---------- GIVEN DATA

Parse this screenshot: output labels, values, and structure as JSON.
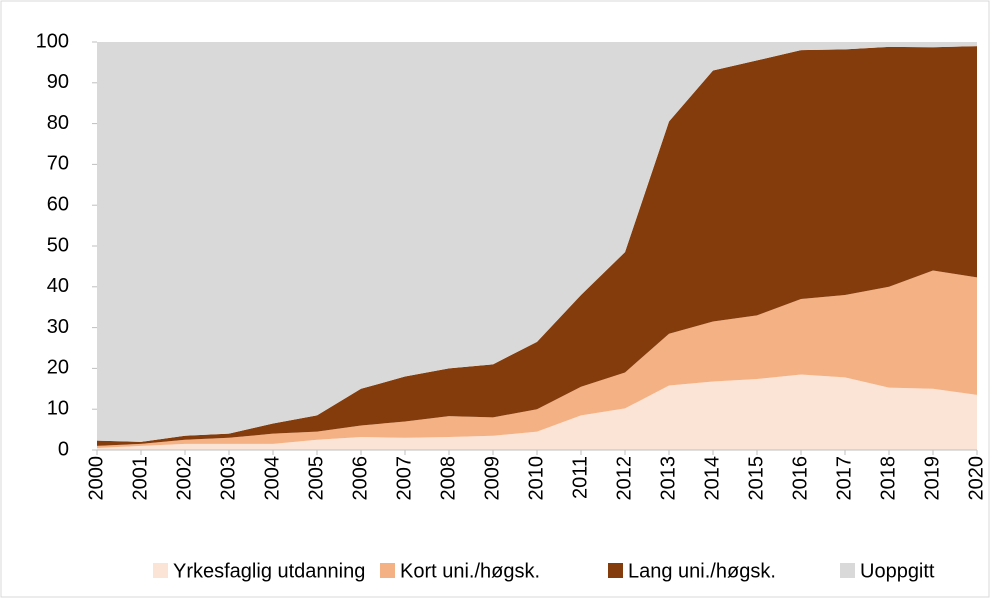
{
  "chart_data": {
    "type": "stacked_area",
    "x": [
      2000,
      2001,
      2002,
      2003,
      2004,
      2005,
      2006,
      2007,
      2008,
      2009,
      2010,
      2011,
      2012,
      2013,
      2014,
      2015,
      2016,
      2017,
      2018,
      2019,
      2020
    ],
    "xlim": [
      2000,
      2020
    ],
    "xticks": [
      2000,
      2001,
      2002,
      2003,
      2004,
      2005,
      2006,
      2007,
      2008,
      2009,
      2010,
      2011,
      2012,
      2013,
      2014,
      2015,
      2016,
      2017,
      2018,
      2019,
      2020
    ],
    "ylim": [
      0,
      100
    ],
    "yticks": [
      0,
      10,
      20,
      30,
      40,
      50,
      60,
      70,
      80,
      90,
      100
    ],
    "legend": "bottom",
    "series": [
      {
        "name": "Yrkesfaglig utdanning",
        "color": "#fbe3d6",
        "values": [
          0.5,
          1,
          1.5,
          1.5,
          1.5,
          2.5,
          3.2,
          3,
          3.2,
          3.5,
          4.5,
          8.5,
          10.2,
          15.8,
          16.8,
          17.4,
          18.5,
          17.8,
          15.3,
          15,
          13.5
        ]
      },
      {
        "name": "Kort uni./høgsk.",
        "color": "#f4b183",
        "values": [
          0.5,
          0.5,
          1,
          1.5,
          2.5,
          2,
          2.8,
          4,
          5.1,
          4.5,
          5.5,
          7,
          8.8,
          12.7,
          14.7,
          15.6,
          18.5,
          20.2,
          24.7,
          29,
          28.8
        ]
      },
      {
        "name": "Lang uni./høgsk.",
        "color": "#843c0c",
        "values": [
          1.3,
          0.5,
          1,
          1,
          2.5,
          4,
          9,
          11,
          11.7,
          13,
          16.5,
          22.5,
          29.5,
          52,
          61.5,
          62.5,
          61,
          60.2,
          58.8,
          54.7,
          56.7
        ]
      },
      {
        "name": "Uoppgitt",
        "color": "#d9d9d9",
        "values": [
          97.7,
          98,
          96.5,
          96,
          93.5,
          91.5,
          85,
          82,
          80,
          79,
          73.5,
          62,
          51.5,
          19.5,
          7,
          4.5,
          2,
          1.8,
          1.2,
          1.3,
          1
        ]
      }
    ]
  }
}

--------------------

STATED EXERCISE » Pictures are to be left out; the records above must be repeated word for word.

FINAL ANSWER »
Parse this screenshot: output labels, values, and structure as JSON.
{
  "chart_data": {
    "type": "stacked_area",
    "x": [
      2000,
      2001,
      2002,
      2003,
      2004,
      2005,
      2006,
      2007,
      2008,
      2009,
      2010,
      2011,
      2012,
      2013,
      2014,
      2015,
      2016,
      2017,
      2018,
      2019,
      2020
    ],
    "xlim": [
      2000,
      2020
    ],
    "xticks": [
      2000,
      2001,
      2002,
      2003,
      2004,
      2005,
      2006,
      2007,
      2008,
      2009,
      2010,
      2011,
      2012,
      2013,
      2014,
      2015,
      2016,
      2017,
      2018,
      2019,
      2020
    ],
    "ylim": [
      0,
      100
    ],
    "yticks": [
      0,
      10,
      20,
      30,
      40,
      50,
      60,
      70,
      80,
      90,
      100
    ],
    "legend": "bottom",
    "series": [
      {
        "name": "Yrkesfaglig utdanning",
        "color": "#fbe3d6",
        "values": [
          0.5,
          1,
          1.5,
          1.5,
          1.5,
          2.5,
          3.2,
          3,
          3.2,
          3.5,
          4.5,
          8.5,
          10.2,
          15.8,
          16.8,
          17.4,
          18.5,
          17.8,
          15.3,
          15,
          13.5
        ]
      },
      {
        "name": "Kort uni./høgsk.",
        "color": "#f4b183",
        "values": [
          0.5,
          0.5,
          1,
          1.5,
          2.5,
          2,
          2.8,
          4,
          5.1,
          4.5,
          5.5,
          7,
          8.8,
          12.7,
          14.7,
          15.6,
          18.5,
          20.2,
          24.7,
          29,
          28.8
        ]
      },
      {
        "name": "Lang uni./høgsk.",
        "color": "#843c0c",
        "values": [
          1.3,
          0.5,
          1,
          1,
          2.5,
          4,
          9,
          11,
          11.7,
          13,
          16.5,
          22.5,
          29.5,
          52,
          61.5,
          62.5,
          61,
          60.2,
          58.8,
          54.7,
          56.7
        ]
      },
      {
        "name": "Uoppgitt",
        "color": "#d9d9d9",
        "values": [
          97.7,
          98,
          96.5,
          96,
          93.5,
          91.5,
          85,
          82,
          80,
          79,
          73.5,
          62,
          51.5,
          19.5,
          7,
          4.5,
          2,
          1.8,
          1.2,
          1.3,
          1
        ]
      }
    ]
  }
}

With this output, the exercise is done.